**Records shown:**
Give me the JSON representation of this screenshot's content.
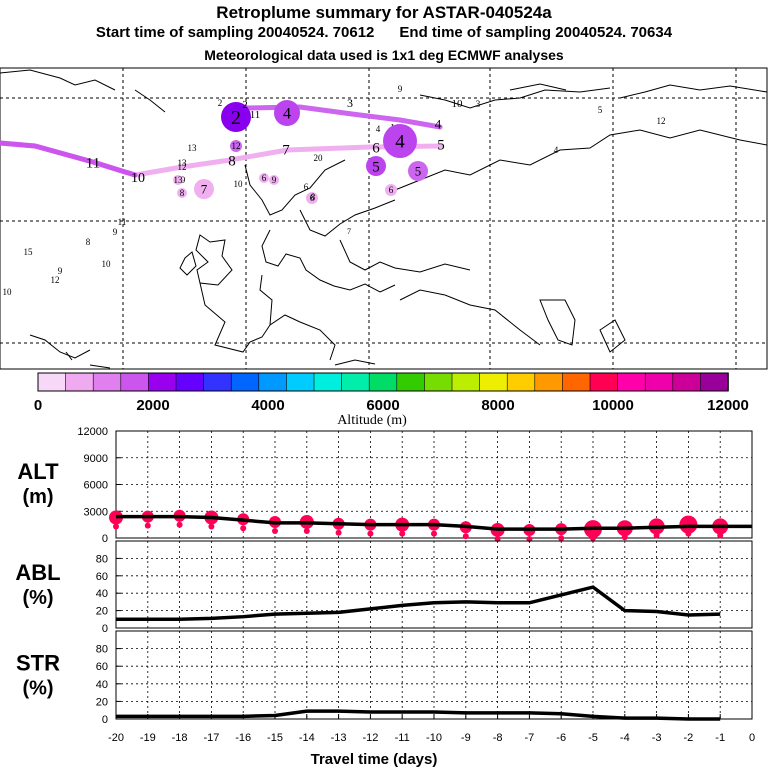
{
  "header": {
    "title": "Retroplume summary for ASTAR-040524a",
    "start_label": "Start time of sampling 20040524. 70612",
    "end_label": "End time of sampling 20040524. 70634",
    "met_label": "Meteorological data used is 1x1 deg ECMWF analyses"
  },
  "map": {
    "plume_labels": [
      "2",
      "2",
      "2",
      "11",
      "4",
      "3",
      "9",
      "10",
      "3",
      "4",
      "5",
      "4",
      "11",
      "4",
      "6",
      "5",
      "5",
      "4",
      "5",
      "8",
      "12",
      "12",
      "6",
      "7",
      "20",
      "13",
      "13",
      "12",
      "11",
      "10",
      "9",
      "8",
      "7",
      "13",
      "10",
      "6",
      "9",
      "6",
      "8",
      "6",
      "7",
      "11",
      "9",
      "8",
      "15",
      "10",
      "12",
      "9",
      "10"
    ],
    "colors": {
      "purple_dark": "#8800ee",
      "purple_mid": "#bb44ee",
      "violet": "#cc66ee",
      "pink_light": "#f0b0f0",
      "lavender": "#dd99f0"
    }
  },
  "colorbar": {
    "ticks": [
      "0",
      "2000",
      "4000",
      "6000",
      "8000",
      "10000",
      "12000"
    ],
    "label": "Altitude (m)",
    "colors": [
      "#f8d8f8",
      "#f0aaf0",
      "#e080f0",
      "#cc55ee",
      "#9900ee",
      "#6600ff",
      "#3333ff",
      "#0066ff",
      "#0099ff",
      "#00ccff",
      "#00eedd",
      "#00eeaa",
      "#00dd66",
      "#33cc00",
      "#77dd00",
      "#bbee00",
      "#eeee00",
      "#ffcc00",
      "#ff9900",
      "#ff6600",
      "#ff0055",
      "#ff00aa",
      "#ee00aa",
      "#cc0099",
      "#990099"
    ]
  },
  "chart_data": [
    {
      "type": "line",
      "panel_label": "ALT\n(m)",
      "label_line1": "ALT",
      "label_line2": "(m)",
      "x": [
        -20,
        -19,
        -18,
        -17,
        -16,
        -15,
        -14,
        -13,
        -12,
        -11,
        -10,
        -9,
        -8,
        -7,
        -6,
        -5,
        -4,
        -3,
        -2,
        -1,
        0
      ],
      "y": [
        2400,
        2400,
        2400,
        2300,
        2000,
        1700,
        1700,
        1600,
        1500,
        1500,
        1500,
        1300,
        1000,
        1000,
        1000,
        1100,
        1100,
        1200,
        1300,
        1300,
        1300
      ],
      "markers_x": [
        -20,
        -19,
        -18,
        -17,
        -16,
        -15,
        -14,
        -13,
        -12,
        -11,
        -10,
        -9,
        -8,
        -7,
        -6,
        -5,
        -4,
        -3,
        -2,
        -1
      ],
      "markers_y": [
        2300,
        2400,
        2500,
        2300,
        2100,
        1800,
        1800,
        1600,
        1500,
        1500,
        1500,
        1200,
        900,
        900,
        1000,
        1000,
        1100,
        1300,
        1500,
        1300
      ],
      "yticks": [
        "12000",
        "9000",
        "6000",
        "3000",
        "0"
      ],
      "ylim": [
        0,
        12000
      ],
      "marker_color": "#ff0055"
    },
    {
      "type": "line",
      "panel_label": "ABL\n(%)",
      "label_line1": "ABL",
      "label_line2": "(%)",
      "x": [
        -20,
        -19,
        -18,
        -17,
        -16,
        -15,
        -14,
        -13,
        -12,
        -11,
        -10,
        -9,
        -8,
        -7,
        -6,
        -5,
        -4,
        -3,
        -2,
        -1
      ],
      "y": [
        10,
        10,
        10,
        11,
        13,
        16,
        17,
        18,
        22,
        26,
        29,
        30,
        29,
        29,
        38,
        47,
        20,
        19,
        15,
        16
      ],
      "yticks": [
        "80",
        "60",
        "40",
        "20",
        "0"
      ],
      "ylim": [
        0,
        100
      ]
    },
    {
      "type": "line",
      "panel_label": "STR\n(%)",
      "label_line1": "STR",
      "label_line2": "(%)",
      "x": [
        -20,
        -19,
        -18,
        -17,
        -16,
        -15,
        -14,
        -13,
        -12,
        -11,
        -10,
        -9,
        -8,
        -7,
        -6,
        -5,
        -4,
        -3,
        -2,
        -1
      ],
      "y": [
        3,
        3,
        3,
        3,
        3,
        4,
        9,
        9,
        8,
        8,
        8,
        7,
        7,
        7,
        6,
        3,
        1,
        1,
        0,
        0
      ],
      "yticks": [
        "80",
        "60",
        "40",
        "20",
        "0"
      ],
      "ylim": [
        0,
        100
      ],
      "xticks": [
        "-20",
        "-19",
        "-18",
        "-17",
        "-16",
        "-15",
        "-14",
        "-13",
        "-12",
        "-11",
        "-10",
        "-9",
        "-8",
        "-7",
        "-6",
        "-5",
        "-4",
        "-3",
        "-2",
        "-1",
        "0"
      ],
      "xlabel": "Travel time (days)"
    }
  ]
}
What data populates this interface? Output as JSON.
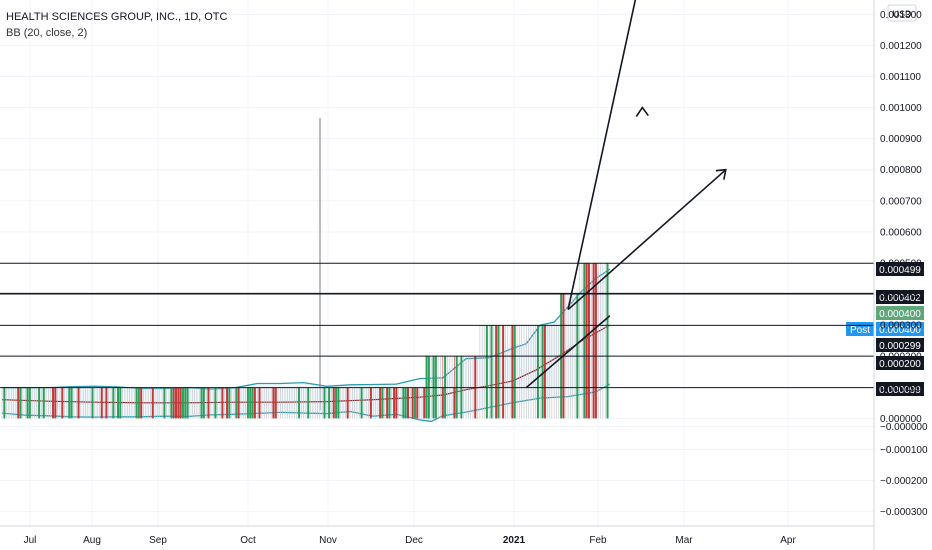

**Instructions for the task:**
Each line above is to be copied verbatim. Drop any image from the copy.

**Response to the exercise:**
Give me the JSON representation of this screenshot's content.
{
  "header": {
    "title": "Retroplume summary for ASTAR-040524a",
    "start_label": "Start time of sampling 20040524. 70612",
    "end_label": "End time of sampling 20040524. 70634",
    "met_label": "Meteorological data used is 1x1 deg ECMWF analyses"
  },
  "map": {
    "plume_labels": [
      "2",
      "2",
      "2",
      "11",
      "4",
      "3",
      "9",
      "10",
      "3",
      "4",
      "5",
      "4",
      "11",
      "4",
      "6",
      "5",
      "5",
      "4",
      "5",
      "8",
      "12",
      "12",
      "6",
      "7",
      "20",
      "13",
      "13",
      "12",
      "11",
      "10",
      "9",
      "8",
      "7",
      "13",
      "10",
      "6",
      "9",
      "6",
      "8",
      "6",
      "7",
      "11",
      "9",
      "8",
      "15",
      "10",
      "12",
      "9",
      "10"
    ],
    "colors": {
      "purple_dark": "#8800ee",
      "purple_mid": "#bb44ee",
      "violet": "#cc66ee",
      "pink_light": "#f0b0f0",
      "lavender": "#dd99f0"
    }
  },
  "colorbar": {
    "ticks": [
      "0",
      "2000",
      "4000",
      "6000",
      "8000",
      "10000",
      "12000"
    ],
    "label": "Altitude (m)",
    "colors": [
      "#f8d8f8",
      "#f0aaf0",
      "#e080f0",
      "#cc55ee",
      "#9900ee",
      "#6600ff",
      "#3333ff",
      "#0066ff",
      "#0099ff",
      "#00ccff",
      "#00eedd",
      "#00eeaa",
      "#00dd66",
      "#33cc00",
      "#77dd00",
      "#bbee00",
      "#eeee00",
      "#ffcc00",
      "#ff9900",
      "#ff6600",
      "#ff0055",
      "#ff00aa",
      "#ee00aa",
      "#cc0099",
      "#990099"
    ]
  },
  "chart_data": [
    {
      "type": "line",
      "panel_label": "ALT\n(m)",
      "label_line1": "ALT",
      "label_line2": "(m)",
      "x": [
        -20,
        -19,
        -18,
        -17,
        -16,
        -15,
        -14,
        -13,
        -12,
        -11,
        -10,
        -9,
        -8,
        -7,
        -6,
        -5,
        -4,
        -3,
        -2,
        -1,
        0
      ],
      "y": [
        2400,
        2400,
        2400,
        2300,
        2000,
        1700,
        1700,
        1600,
        1500,
        1500,
        1500,
        1300,
        1000,
        1000,
        1000,
        1100,
        1100,
        1200,
        1300,
        1300,
        1300
      ],
      "markers_x": [
        -20,
        -19,
        -18,
        -17,
        -16,
        -15,
        -14,
        -13,
        -12,
        -11,
        -10,
        -9,
        -8,
        -7,
        -6,
        -5,
        -4,
        -3,
        -2,
        -1
      ],
      "markers_y": [
        2300,
        2400,
        2500,
        2300,
        2100,
        1800,
        1800,
        1600,
        1500,
        1500,
        1500,
        1200,
        900,
        900,
        1000,
        1000,
        1100,
        1300,
        1500,
        1300
      ],
      "yticks": [
        "12000",
        "9000",
        "6000",
        "3000",
        "0"
      ],
      "ylim": [
        0,
        12000
      ],
      "marker_color": "#ff0055"
    },
    {
      "type": "line",
      "panel_label": "ABL\n(%)",
      "label_line1": "ABL",
      "label_line2": "(%)",
      "x": [
        -20,
        -19,
        -18,
        -17,
        -16,
        -15,
        -14,
        -13,
        -12,
        -11,
        -10,
        -9,
        -8,
        -7,
        -6,
        -5,
        -4,
        -3,
        -2,
        -1
      ],
      "y": [
        10,
        10,
        10,
        11,
        13,
        16,
        17,
        18,
        22,
        26,
        29,
        30,
        29,
        29,
        38,
        47,
        20,
        19,
        15,
        16
      ],
      "yticks": [
        "80",
        "60",
        "40",
        "20",
        "0"
      ],
      "ylim": [
        0,
        100
      ]
    },
    {
      "type": "line",
      "panel_label": "STR\n(%)",
      "label_line1": "STR",
      "label_line2": "(%)",
      "x": [
        -20,
        -19,
        -18,
        -17,
        -16,
        -15,
        -14,
        -13,
        -12,
        -11,
        -10,
        -9,
        -8,
        -7,
        -6,
        -5,
        -4,
        -3,
        -2,
        -1
      ],
      "y": [
        3,
        3,
        3,
        3,
        3,
        4,
        9,
        9,
        8,
        8,
        8,
        7,
        7,
        7,
        6,
        3,
        1,
        1,
        0,
        0
      ],
      "yticks": [
        "80",
        "60",
        "40",
        "20",
        "0"
      ],
      "ylim": [
        0,
        100
      ],
      "xticks": [
        "-20",
        "-19",
        "-18",
        "-17",
        "-16",
        "-15",
        "-14",
        "-13",
        "-12",
        "-11",
        "-10",
        "-9",
        "-8",
        "-7",
        "-6",
        "-5",
        "-4",
        "-3",
        "-2",
        "-1",
        "0"
      ],
      "xlabel": "Travel time (days)"
    }
  ]
}
What data populates this interface? Output as JSON.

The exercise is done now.